* BEGIN *
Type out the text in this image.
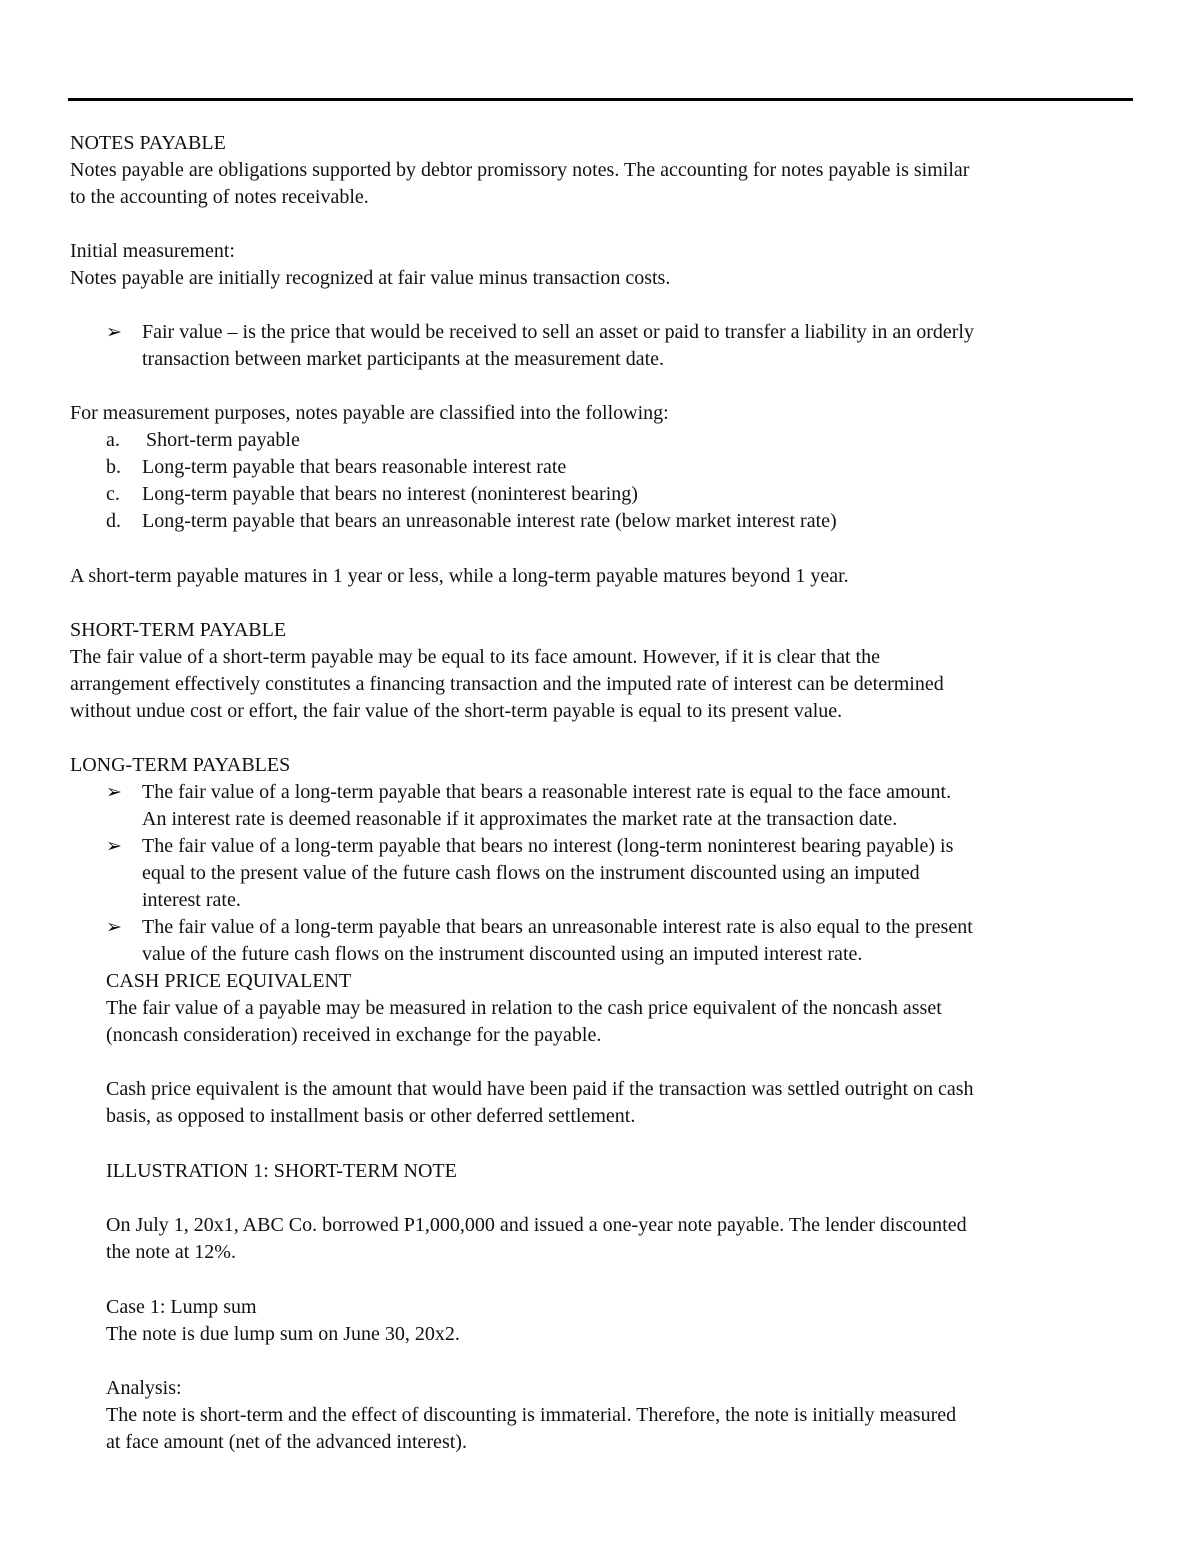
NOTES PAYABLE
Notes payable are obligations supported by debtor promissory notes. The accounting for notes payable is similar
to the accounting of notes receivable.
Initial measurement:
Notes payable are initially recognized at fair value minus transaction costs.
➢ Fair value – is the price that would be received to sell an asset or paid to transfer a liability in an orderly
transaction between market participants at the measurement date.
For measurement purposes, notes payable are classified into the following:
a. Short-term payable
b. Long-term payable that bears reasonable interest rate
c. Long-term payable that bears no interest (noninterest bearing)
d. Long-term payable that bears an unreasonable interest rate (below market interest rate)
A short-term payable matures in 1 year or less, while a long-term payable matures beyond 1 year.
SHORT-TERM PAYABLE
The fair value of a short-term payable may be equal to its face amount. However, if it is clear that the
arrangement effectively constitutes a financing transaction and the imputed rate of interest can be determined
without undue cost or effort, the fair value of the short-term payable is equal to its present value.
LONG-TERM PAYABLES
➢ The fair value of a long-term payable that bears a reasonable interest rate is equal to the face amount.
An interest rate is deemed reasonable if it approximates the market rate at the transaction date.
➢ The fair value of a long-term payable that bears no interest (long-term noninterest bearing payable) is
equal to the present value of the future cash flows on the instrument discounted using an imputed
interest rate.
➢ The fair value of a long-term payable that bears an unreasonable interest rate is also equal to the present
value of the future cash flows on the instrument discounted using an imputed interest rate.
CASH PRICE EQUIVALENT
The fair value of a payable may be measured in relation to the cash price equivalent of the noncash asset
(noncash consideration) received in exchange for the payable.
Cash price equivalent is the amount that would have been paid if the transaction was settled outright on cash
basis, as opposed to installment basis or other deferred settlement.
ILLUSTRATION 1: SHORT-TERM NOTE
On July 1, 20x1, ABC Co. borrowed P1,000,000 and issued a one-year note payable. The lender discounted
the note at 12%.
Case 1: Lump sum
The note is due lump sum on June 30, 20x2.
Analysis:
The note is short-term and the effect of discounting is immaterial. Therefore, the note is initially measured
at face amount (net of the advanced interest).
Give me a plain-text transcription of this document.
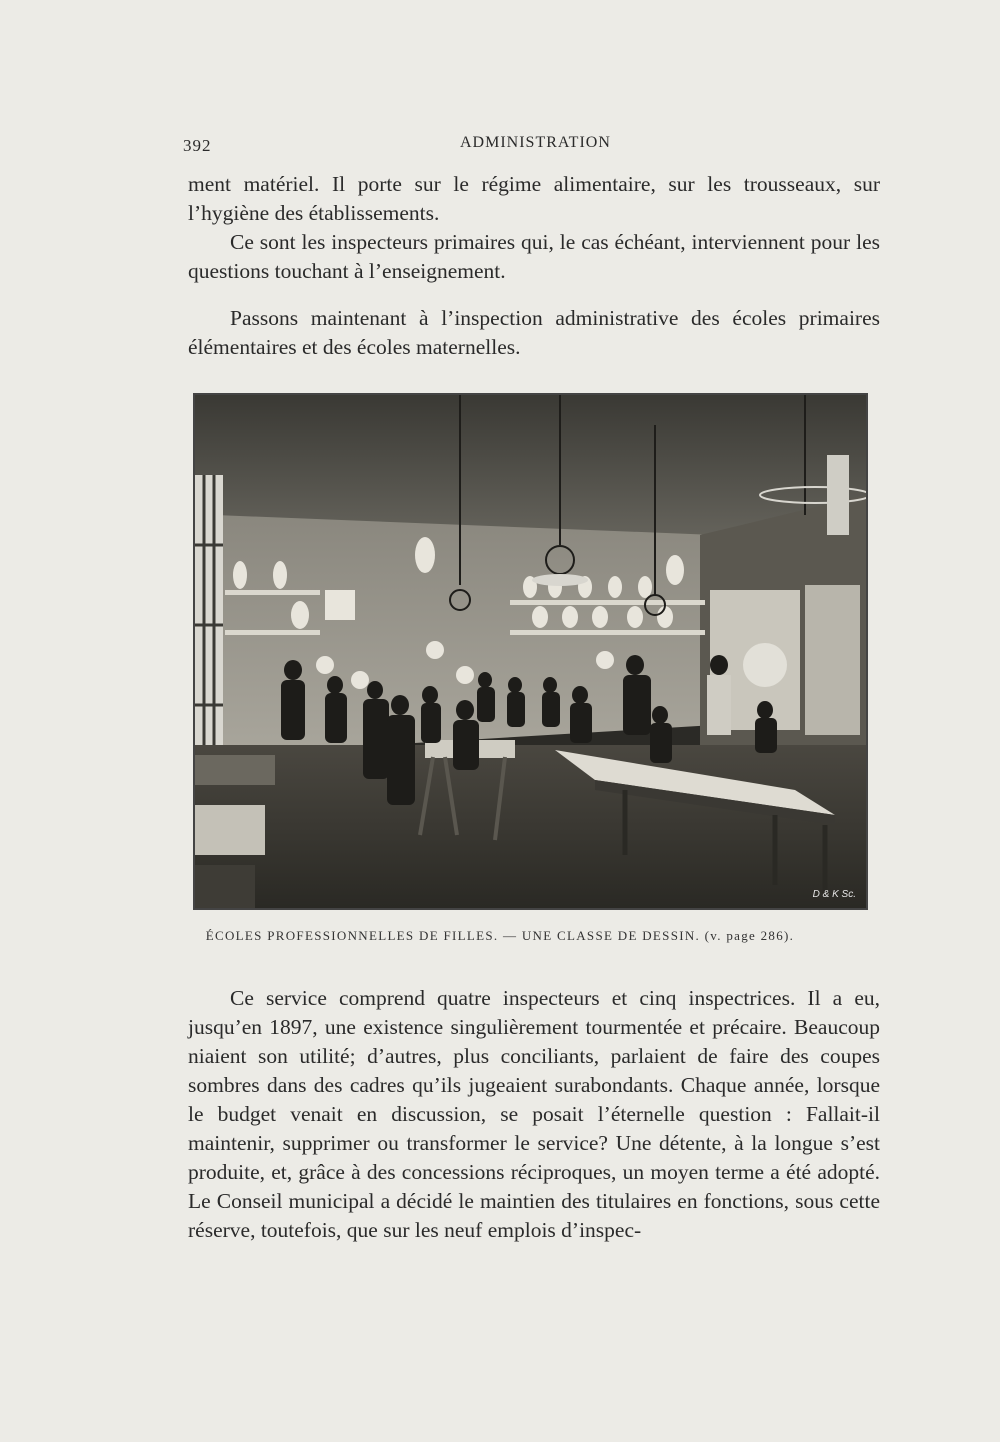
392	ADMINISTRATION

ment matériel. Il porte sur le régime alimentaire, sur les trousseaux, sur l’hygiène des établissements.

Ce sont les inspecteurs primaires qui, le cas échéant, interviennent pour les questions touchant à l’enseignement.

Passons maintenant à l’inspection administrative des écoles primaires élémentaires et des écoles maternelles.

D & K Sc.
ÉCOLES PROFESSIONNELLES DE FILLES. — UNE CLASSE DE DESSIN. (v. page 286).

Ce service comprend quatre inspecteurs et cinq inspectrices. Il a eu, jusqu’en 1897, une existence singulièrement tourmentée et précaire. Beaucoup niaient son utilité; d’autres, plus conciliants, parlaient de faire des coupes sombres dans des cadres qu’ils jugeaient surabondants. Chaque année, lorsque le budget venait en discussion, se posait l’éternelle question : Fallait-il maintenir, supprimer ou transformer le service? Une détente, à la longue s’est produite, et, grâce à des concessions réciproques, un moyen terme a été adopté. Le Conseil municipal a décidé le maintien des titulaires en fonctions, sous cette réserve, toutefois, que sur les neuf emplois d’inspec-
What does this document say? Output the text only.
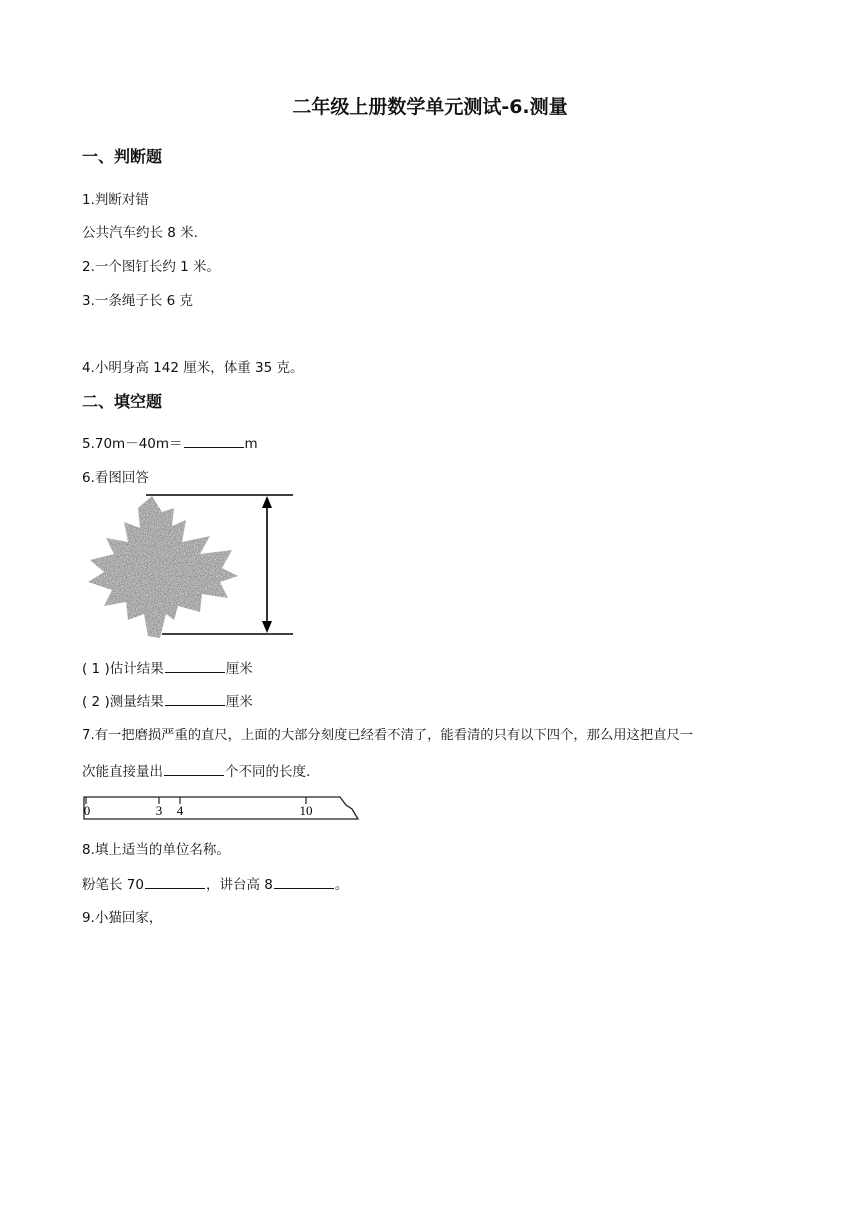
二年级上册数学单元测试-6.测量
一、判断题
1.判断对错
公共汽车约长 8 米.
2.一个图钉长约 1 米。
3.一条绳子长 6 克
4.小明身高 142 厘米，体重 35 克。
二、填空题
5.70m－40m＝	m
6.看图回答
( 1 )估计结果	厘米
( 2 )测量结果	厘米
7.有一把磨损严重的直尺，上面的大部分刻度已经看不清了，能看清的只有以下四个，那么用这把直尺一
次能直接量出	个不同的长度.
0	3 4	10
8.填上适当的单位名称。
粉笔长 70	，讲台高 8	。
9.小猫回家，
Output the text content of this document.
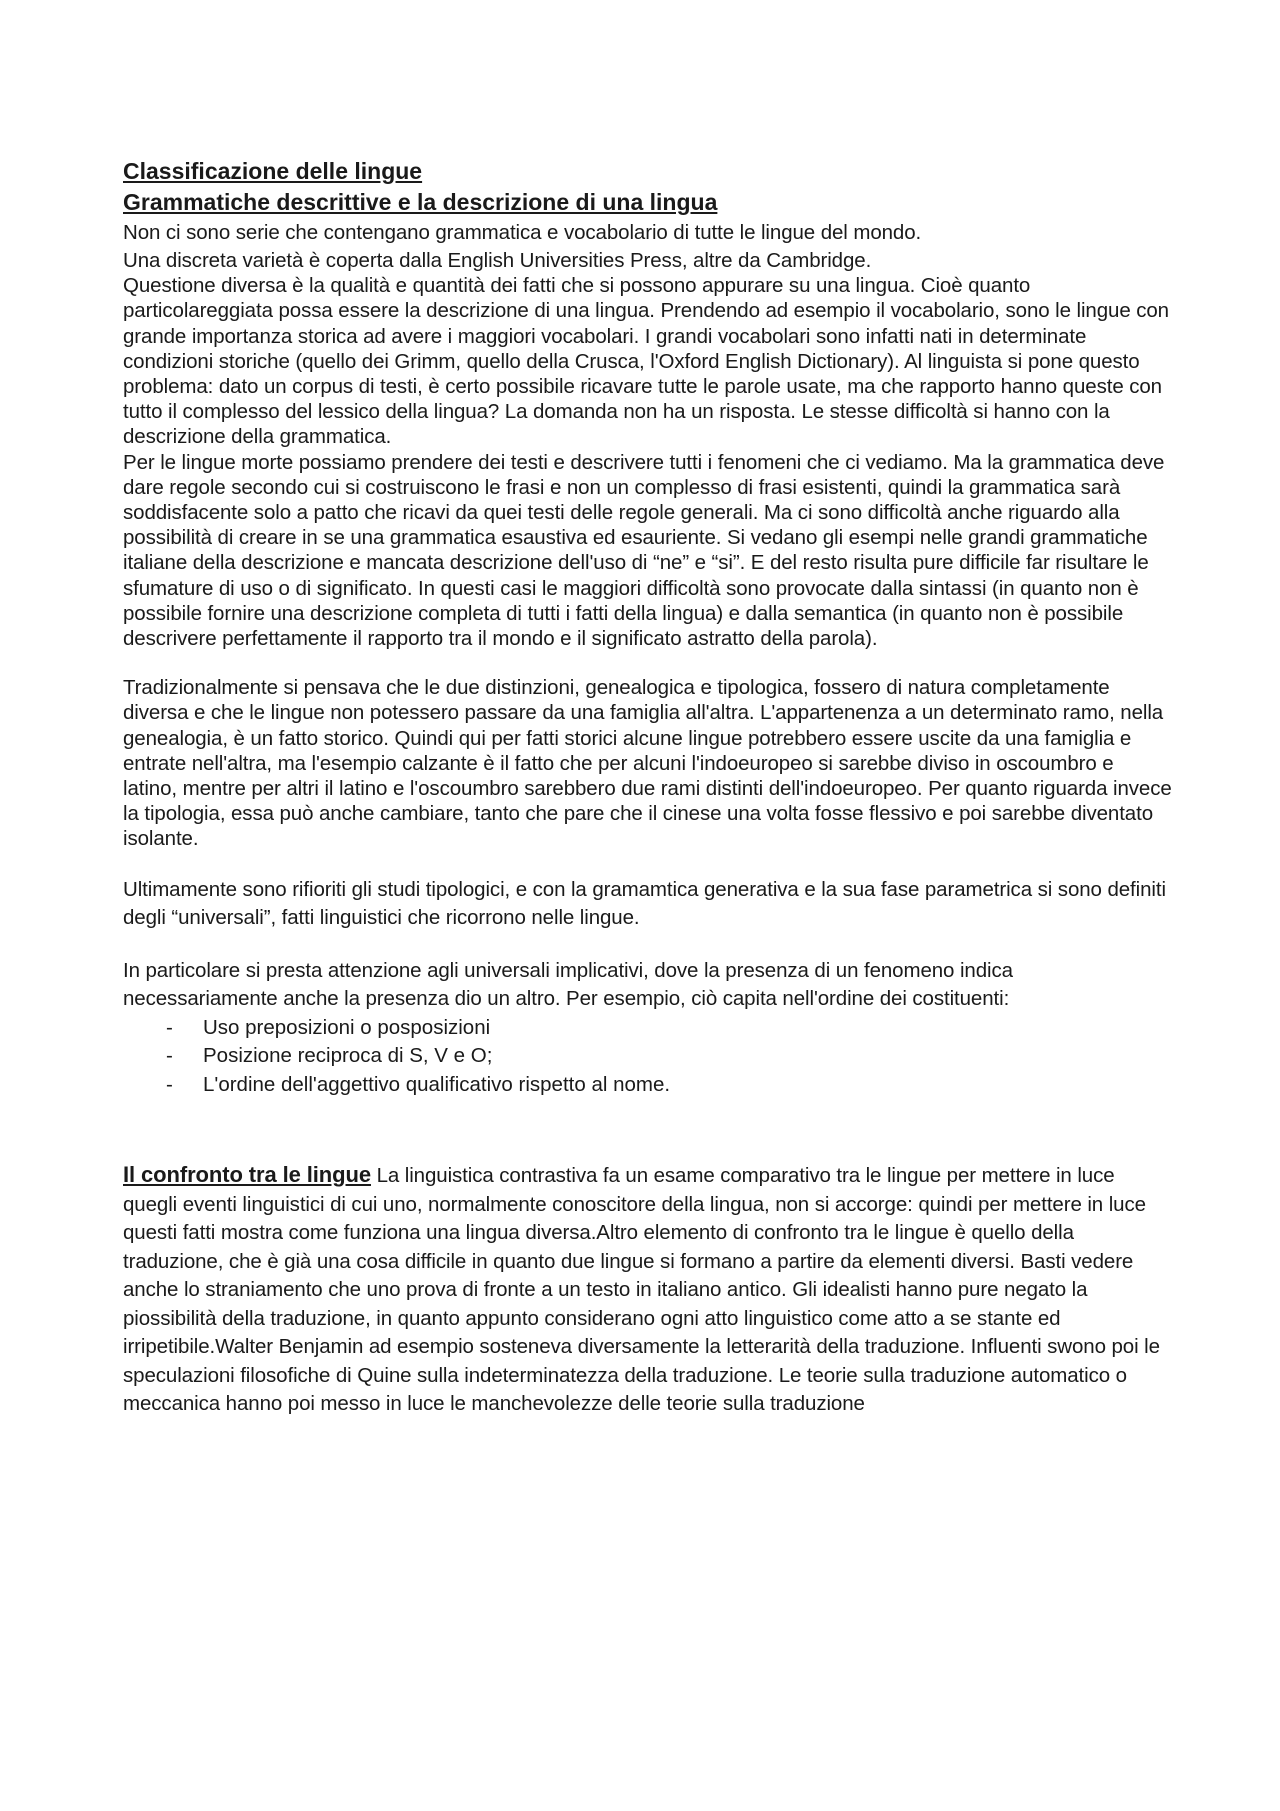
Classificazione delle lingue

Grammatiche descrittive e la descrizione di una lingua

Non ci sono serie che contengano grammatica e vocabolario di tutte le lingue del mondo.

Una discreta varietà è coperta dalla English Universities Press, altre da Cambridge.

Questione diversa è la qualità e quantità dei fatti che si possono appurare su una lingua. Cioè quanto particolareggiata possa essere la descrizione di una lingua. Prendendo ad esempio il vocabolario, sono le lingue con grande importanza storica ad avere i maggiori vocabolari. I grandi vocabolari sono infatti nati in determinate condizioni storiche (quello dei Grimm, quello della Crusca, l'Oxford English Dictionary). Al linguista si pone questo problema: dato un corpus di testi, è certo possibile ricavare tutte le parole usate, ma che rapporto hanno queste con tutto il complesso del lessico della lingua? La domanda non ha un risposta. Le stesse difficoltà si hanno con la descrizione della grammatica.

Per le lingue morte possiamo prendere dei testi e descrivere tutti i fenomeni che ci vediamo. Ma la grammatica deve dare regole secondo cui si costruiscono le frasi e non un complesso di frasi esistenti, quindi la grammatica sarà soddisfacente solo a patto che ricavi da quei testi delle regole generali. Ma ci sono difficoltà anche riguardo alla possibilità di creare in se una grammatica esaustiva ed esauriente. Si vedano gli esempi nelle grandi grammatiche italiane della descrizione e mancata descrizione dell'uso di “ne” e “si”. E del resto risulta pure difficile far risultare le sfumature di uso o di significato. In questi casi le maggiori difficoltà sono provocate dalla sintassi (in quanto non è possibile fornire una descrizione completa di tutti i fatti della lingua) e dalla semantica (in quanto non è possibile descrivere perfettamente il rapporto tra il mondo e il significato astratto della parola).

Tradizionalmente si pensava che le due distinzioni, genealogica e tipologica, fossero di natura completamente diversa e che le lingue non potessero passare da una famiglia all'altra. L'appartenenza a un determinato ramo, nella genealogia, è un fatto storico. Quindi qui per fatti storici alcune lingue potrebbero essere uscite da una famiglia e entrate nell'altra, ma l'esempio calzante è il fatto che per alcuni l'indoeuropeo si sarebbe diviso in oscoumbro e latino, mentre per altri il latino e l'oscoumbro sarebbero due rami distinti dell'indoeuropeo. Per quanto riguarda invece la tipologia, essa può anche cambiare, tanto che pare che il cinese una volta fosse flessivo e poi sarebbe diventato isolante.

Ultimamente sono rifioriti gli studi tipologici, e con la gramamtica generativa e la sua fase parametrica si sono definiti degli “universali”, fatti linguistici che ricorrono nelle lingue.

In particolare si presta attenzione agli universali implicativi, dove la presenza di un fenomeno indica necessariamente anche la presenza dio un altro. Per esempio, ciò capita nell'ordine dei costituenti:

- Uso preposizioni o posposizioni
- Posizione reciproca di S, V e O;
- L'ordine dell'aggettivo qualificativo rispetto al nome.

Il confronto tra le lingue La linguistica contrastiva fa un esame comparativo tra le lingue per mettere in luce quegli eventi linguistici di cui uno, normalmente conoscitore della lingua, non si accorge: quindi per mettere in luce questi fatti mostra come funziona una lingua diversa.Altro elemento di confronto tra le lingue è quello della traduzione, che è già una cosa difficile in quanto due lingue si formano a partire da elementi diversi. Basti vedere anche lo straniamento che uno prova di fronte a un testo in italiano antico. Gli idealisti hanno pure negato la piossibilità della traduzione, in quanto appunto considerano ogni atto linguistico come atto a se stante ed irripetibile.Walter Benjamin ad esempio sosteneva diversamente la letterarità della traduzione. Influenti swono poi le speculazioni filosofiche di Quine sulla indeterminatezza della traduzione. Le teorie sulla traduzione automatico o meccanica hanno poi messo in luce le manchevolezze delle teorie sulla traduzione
* END *
- Written task
Each line in the entries above that includes the string "measurement" should be extracted.

- Correct answer
Initial measurement:
transaction between market participants at the measurement date.
For measurement purposes, notes payable are classified into the following:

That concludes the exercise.